### PAGE TEXT
──────────

1667: The first shipment of firearms reaches Japan. Shogun Tokugawa Ietsuna loosens the Seclusion Laws, effectively granting trading rights to European allies of the Netherlands. Pieter Alecsander Von Quadt (or Piite No Kowadda, as he becomes known locally) becomes the Ducth Ambassador to Japan.

1668: All is not well in Beijing; the establishment is thoroughly ashamed in not having been able to sort out the Ming Loyalist problem themselves, and confidence in the young Emperor Kang Xi is low. And so, the Huangdi's minister, Oboi, has the young emperor's grandmother and dowager assassinated so that he himself could obtain dictatorial powers. The thirteen year-old Kang Xi is helpless and is assigned to house arrest as Oboi attempts to reassert power from Beijing. This move splits the Manchus and scuffles begin to occur throughout Manchuria.

1670: The first Renaissance texts reach Japan, they are not widely translated or read, but they are indicative of an introduction of Western thought.

──────────

### DATA ENTRIES

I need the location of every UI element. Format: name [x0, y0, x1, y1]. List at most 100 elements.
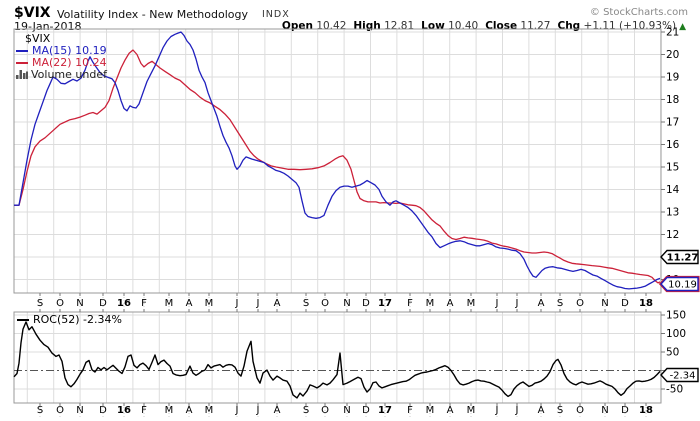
- up-arrow-icon: ▲: [679, 22, 686, 32]
- x-axis-label: F: [141, 298, 147, 309]
- volume-bar: [26, 71, 29, 79]
- x-axis-label: J: [515, 298, 519, 309]
- exchange-label: INDX: [262, 9, 290, 20]
- x-axis-label: N: [343, 298, 350, 309]
- ma15-line-icon: [16, 50, 28, 52]
- y-axis-label: 16: [666, 139, 680, 151]
- x-axis-label: N: [76, 405, 83, 416]
- x-axis-label: O: [321, 405, 329, 416]
- x-axis-label: 16: [117, 405, 131, 416]
- x-axis-label: D: [362, 298, 370, 309]
- ma-price-callout-text: 10.19: [668, 280, 697, 291]
- x-axis-label: M: [165, 405, 174, 416]
- x-axis-label: A: [447, 298, 454, 309]
- legend-ma15: MA(15) 10.19: [16, 45, 107, 57]
- ma-price-callout: [660, 276, 699, 292]
- x-axis-label: S: [37, 298, 43, 309]
- x-axis-label: D: [621, 298, 629, 309]
- x-axis-label: D: [99, 405, 107, 416]
- x-axis-label: O: [576, 298, 584, 309]
- roc-legend: ROC(52) -2.34%: [17, 313, 122, 326]
- x-axis-label: O: [56, 298, 64, 309]
- x-axis-label: A: [538, 298, 545, 309]
- x-axis-label: S: [303, 298, 309, 309]
- y-axis-label: 15: [666, 162, 679, 174]
- main-legend: $VIX MA(15) 10.19 MA(22) 10.24 Volume un…: [16, 33, 107, 81]
- x-axis-label: 17: [378, 405, 392, 416]
- y-axis-label: 21: [666, 27, 679, 39]
- x-axis-label: J: [495, 405, 499, 416]
- x-axis-label: 18: [639, 405, 653, 416]
- ma15-series-line: [14, 31, 661, 290]
- x-axis-label: N: [601, 405, 608, 416]
- x-axis-label: D: [362, 405, 370, 416]
- x-axis-label: D: [621, 405, 629, 416]
- x-axis-label: M: [165, 298, 174, 309]
- x-axis-label: N: [343, 405, 350, 416]
- x-axis-label: N: [76, 298, 83, 309]
- x-axis-label: O: [56, 405, 64, 416]
- x-axis-label: S: [303, 405, 309, 416]
- x-axis-label: J: [235, 298, 239, 309]
- x-axis-label: F: [407, 298, 413, 309]
- x-axis-label: D: [99, 298, 107, 309]
- x-axis-label: J: [235, 405, 239, 416]
- x-axis-label: M: [426, 405, 435, 416]
- roc-line-icon: [17, 319, 29, 321]
- x-axis-label: F: [141, 405, 147, 416]
- roc-panel-border: [13, 311, 662, 404]
- ma22-series-line: [14, 49, 661, 284]
- ma22-line-icon: [16, 62, 28, 64]
- y-axis-label: 20: [666, 49, 679, 61]
- x-axis-label: A: [186, 405, 193, 416]
- x-axis-label: M: [205, 298, 214, 309]
- x-axis-label: O: [321, 298, 329, 309]
- y-axis-label: 12: [666, 229, 679, 241]
- roc-value-callout: [660, 367, 699, 383]
- volume-bar: [16, 75, 19, 79]
- x-axis-label: 18: [639, 298, 653, 309]
- x-axis-label: S: [37, 405, 43, 416]
- x-axis-label: M: [426, 298, 435, 309]
- x-axis-label: S: [557, 405, 563, 416]
- x-axis-label: M: [205, 405, 214, 416]
- x-axis-label: A: [447, 405, 454, 416]
- y-axis-label: 17: [666, 117, 679, 129]
- x-axis-label: A: [274, 405, 281, 416]
- x-axis-label: J: [515, 405, 519, 416]
- x-axis-label: 16: [117, 298, 131, 309]
- x-axis-label: A: [274, 298, 281, 309]
- volume-bar: [19, 70, 22, 79]
- legend-ma22: MA(22) 10.24: [16, 57, 107, 69]
- roc-series-line: [13, 321, 661, 399]
- main-panel-border: [13, 28, 662, 294]
- chart-title: Volatility Index - New Methodology: [57, 8, 248, 21]
- copyright: © StockCharts.com: [589, 7, 688, 18]
- x-axis-label: S: [557, 298, 563, 309]
- legend-volume: Volume undef: [16, 69, 107, 81]
- roc-axis-label: 50: [666, 347, 679, 359]
- roc-axis-label: 150: [666, 310, 686, 322]
- close-price-callout: [660, 249, 699, 265]
- close-price-callout-text: 11.27: [667, 253, 699, 264]
- volume-bars-icon: [16, 70, 29, 79]
- roc-axis-label: -50: [666, 384, 683, 396]
- x-axis-label: M: [467, 405, 476, 416]
- chart-date: 19-Jan-2018: [14, 20, 82, 33]
- x-axis-label: A: [186, 298, 193, 309]
- legend-symbol: $VIX: [25, 32, 51, 45]
- y-axis-label: 14: [666, 184, 680, 196]
- roc-value-callout-text: -2.34: [670, 371, 696, 382]
- y-axis-label: 13: [666, 207, 679, 219]
- x-axis-label: O: [576, 405, 584, 416]
- volume-bar: [23, 73, 26, 79]
- y-axis-label: 18: [666, 94, 679, 106]
- x-axis-label: J: [495, 298, 499, 309]
- x-axis-label: F: [407, 405, 413, 416]
- symbol-title: $VIX: [14, 5, 51, 21]
- x-axis-label: A: [538, 405, 545, 416]
- x-axis-label: 17: [378, 298, 392, 309]
- x-axis-label: N: [601, 298, 608, 309]
- y-axis-label: 19: [666, 72, 679, 84]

──────────

Transcribe the passage of the timeline above that opens with the words "1668: All is" and closes with "occur throughout Manchuria.".

1668: All is not well in Beijing; the establishment is thoroughly ashamed in not having been able to sort out the Ming Loyalist problem themselves, and confidence in the young Emperor Kang Xi is low. And so, the Huangdi's minister, Oboi, has the young emperor's grandmother and dowager assassinated so that he himself could obtain dictatorial powers. The thirteen year-old Kang Xi is helpless and is assigned to house arrest as Oboi attempts to reassert power from Beijing. This move splits the Manchus and scuffles begin to occur throughout Manchuria.